#### [EXERCISE AIM]
Pick out each line containing the string "więc".

#### [EXERCISE MATERIALS]
· · · ·

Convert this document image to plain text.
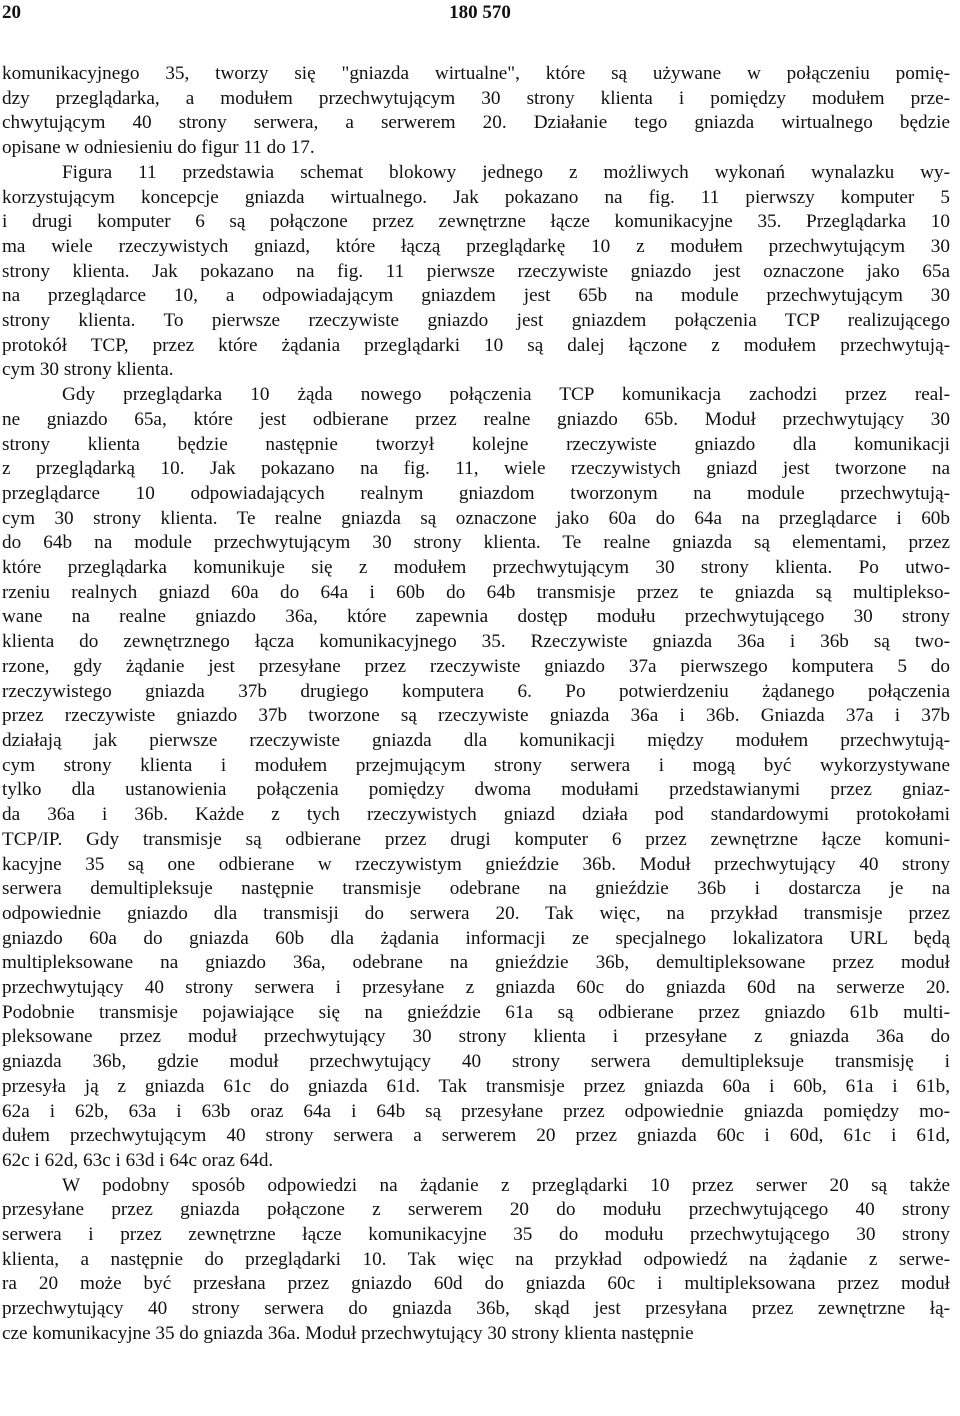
20	180 570

komunikacyjnego 35, tworzy się "gniazda wirtualne", które są używane w połączeniu pomię-
dzy przeglądarka, a modułem przechwytującym 30 strony klienta i pomiędzy modułem prze-
chwytującym 40 strony serwera, a serwerem 20. Działanie tego gniazda wirtualnego będzie
opisane w odniesieniu do figur 11 do 17.

Figura 11 przedstawia schemat blokowy jednego z możliwych wykonań wynalazku wy-
korzystującym koncepcje gniazda wirtualnego. Jak pokazano na fig. 11 pierwszy komputer 5
i drugi komputer 6 są połączone przez zewnętrzne łącze komunikacyjne 35. Przeglądarka 10
ma wiele rzeczywistych gniazd, które łączą przeglądarkę 10 z modułem przechwytującym 30
strony klienta. Jak pokazano na fig. 11 pierwsze rzeczywiste gniazdo jest oznaczone jako 65a
na przeglądarce 10, a odpowiadającym gniazdem jest 65b na module przechwytującym 30
strony klienta. To pierwsze rzeczywiste gniazdo jest gniazdem połączenia TCP realizującego
protokół TCP, przez które żądania przeglądarki 10 są dalej łączone z modułem przechwytują-
cym 30 strony klienta.

Gdy przeglądarka 10 żąda nowego połączenia TCP komunikacja zachodzi przez real-
ne gniazdo 65a, które jest odbierane przez realne gniazdo 65b. Moduł przechwytujący 30
strony klienta będzie następnie tworzył kolejne rzeczywiste gniazdo dla komunikacji
z przeglądarką 10. Jak pokazano na fig. 11, wiele rzeczywistych gniazd jest tworzone na
przeglądarce 10 odpowiadających realnym gniazdom tworzonym na module przechwytują-
cym 30 strony klienta. Te realne gniazda są oznaczone jako 60a do 64a na przeglądarce i 60b
do 64b na module przechwytującym 30 strony klienta. Te realne gniazda są elementami, przez
które przeglądarka komunikuje się z modułem przechwytującym 30 strony klienta. Po utwo-
rzeniu realnych gniazd 60a do 64a i 60b do 64b transmisje przez te gniazda są multipleksо-
wane na realne gniazdo 36a, które zapewnia dostęp modułu przechwytującego 30 strony
klienta do zewnętrznego łącza komunikacyjnego 35. Rzeczywiste gniazda 36a i 36b są two-
rzone, gdy żądanie jest przesyłane przez rzeczywiste gniazdo 37a pierwszego komputera 5 do
rzeczywistego gniazda 37b drugiego komputera 6. Po potwierdzeniu żądanego połączenia
przez rzeczywiste gniazdo 37b tworzone są rzeczywiste gniazda 36a i 36b. Gniazda 37a i 37b
działają jak pierwsze rzeczywiste gniazda dla komunikacji między modułem przechwytują-
cym strony klienta i modułem przejmującym strony serwera i mogą być wykorzystywane
tylko dla ustanowienia połączenia pomiędzy dwoma modułami przedstawianymi przez gniaz-
da 36a i 36b. Każde z tych rzeczywistych gniazd działa pod standardowymi protokołami
TCP/IP. Gdy transmisje są odbierane przez drugi komputer 6 przez zewnętrzne łącze komuni-
kacyjne 35 są one odbierane w rzeczywistym gnieździe 36b. Moduł przechwytujący 40 strony
serwera demultipleksuje następnie transmisje odebrane na gnieździe 36b i dostarcza je na
odpowiednie gniazdo dla transmisji do serwera 20. Tak więc, na przykład transmisje przez
gniazdo 60a do gniazda 60b dla żądania informacji ze specjalnego lokalizatora URL będą
multipleksowane na gniazdo 36a, odebrane na gnieździe 36b, demultipleksowane przez moduł
przechwytujący 40 strony serwera i przesyłane z gniazda 60c do gniazda 60d na serwerze 20.
Podobnie transmisje pojawiające się na gnieździe 61a są odbierane przez gniazdo 61b multi-
pleksowane przez moduł przechwytujący 30 strony klienta i przesyłane z gniazda 36a do
gniazda 36b, gdzie moduł przechwytujący 40 strony serwera demultipleksuje transmisję i
przesyła ją z gniazda 61c do gniazda 61d. Tak transmisje przez gniazda 60a i 60b, 61a i 61b,
62a i 62b, 63a i 63b oraz 64a i 64b są przesyłane przez odpowiednie gniazda pomiędzy mo-
dułem przechwytującym 40 strony serwera a serwerem 20 przez gniazda 60c i 60d, 61c i 61d,
62c i 62d, 63c i 63d i 64c oraz 64d.

W podobny sposób odpowiedzi na żądanie z przeglądarki 10 przez serwer 20 są także
przesyłane przez gniazda połączone z serwerem 20 do modułu przechwytującego 40 strony
serwera i przez zewnętrzne łącze komunikacyjne 35 do modułu przechwytującego 30 strony
klienta, a następnie do przeglądarki 10. Tak więc na przykład odpowiedź na żądanie z serwe-
ra 20 może być przesłana przez gniazdo 60d do gniazda 60c i multipleksowana przez moduł
przechwytujący 40 strony serwera do gniazda 36b, skąd jest przesyłana przez zewnętrzne łą-
cze komunikacyjne 35 do gniazda 36a. Moduł przechwytujący 30 strony klienta następnie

· · · ·

#### [RESPONSE TO THE TASK]
odpowiednie gniazdo dla transmisji do serwera 20. Tak więc, na przykład transmisje przez
klienta, a następnie do przeglądarki 10. Tak więc na przykład odpowiedź na żądanie z serwe-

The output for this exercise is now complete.